STATED TASK:
Collect all lines from the listing that include the string "Ages".

(Dataset entries on figures)
>>

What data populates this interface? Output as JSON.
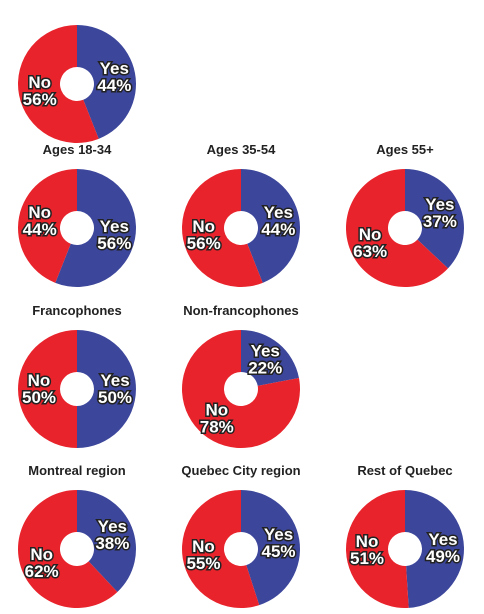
{
  "colors": {
    "yes": "#3c469b",
    "no": "#e8232b"
  },
  "chart_data": [
    {
      "type": "pie",
      "title": "",
      "labels": [
        "Yes",
        "No"
      ],
      "values": [
        44,
        56
      ]
    },
    {
      "type": "pie",
      "title": "Ages 18-34",
      "labels": [
        "Yes",
        "No"
      ],
      "values": [
        56,
        44
      ]
    },
    {
      "type": "pie",
      "title": "Ages 35-54",
      "labels": [
        "Yes",
        "No"
      ],
      "values": [
        44,
        56
      ]
    },
    {
      "type": "pie",
      "title": "Ages 55+",
      "labels": [
        "Yes",
        "No"
      ],
      "values": [
        37,
        63
      ]
    },
    {
      "type": "pie",
      "title": "Francophones",
      "labels": [
        "Yes",
        "No"
      ],
      "values": [
        50,
        50
      ]
    },
    {
      "type": "pie",
      "title": "Non-francophones",
      "labels": [
        "Yes",
        "No"
      ],
      "values": [
        22,
        78
      ]
    },
    {
      "type": "pie",
      "title": "Montreal region",
      "labels": [
        "Yes",
        "No"
      ],
      "values": [
        38,
        62
      ]
    },
    {
      "type": "pie",
      "title": "Quebec City region",
      "labels": [
        "Yes",
        "No"
      ],
      "values": [
        45,
        55
      ]
    },
    {
      "type": "pie",
      "title": "Rest of Quebec",
      "labels": [
        "Yes",
        "No"
      ],
      "values": [
        49,
        51
      ]
    }
  ]
}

<<

WRITTEN ANSWER:
      "title": "Ages 18-34",
      "title": "Ages 35-54",
      "title": "Ages 55+",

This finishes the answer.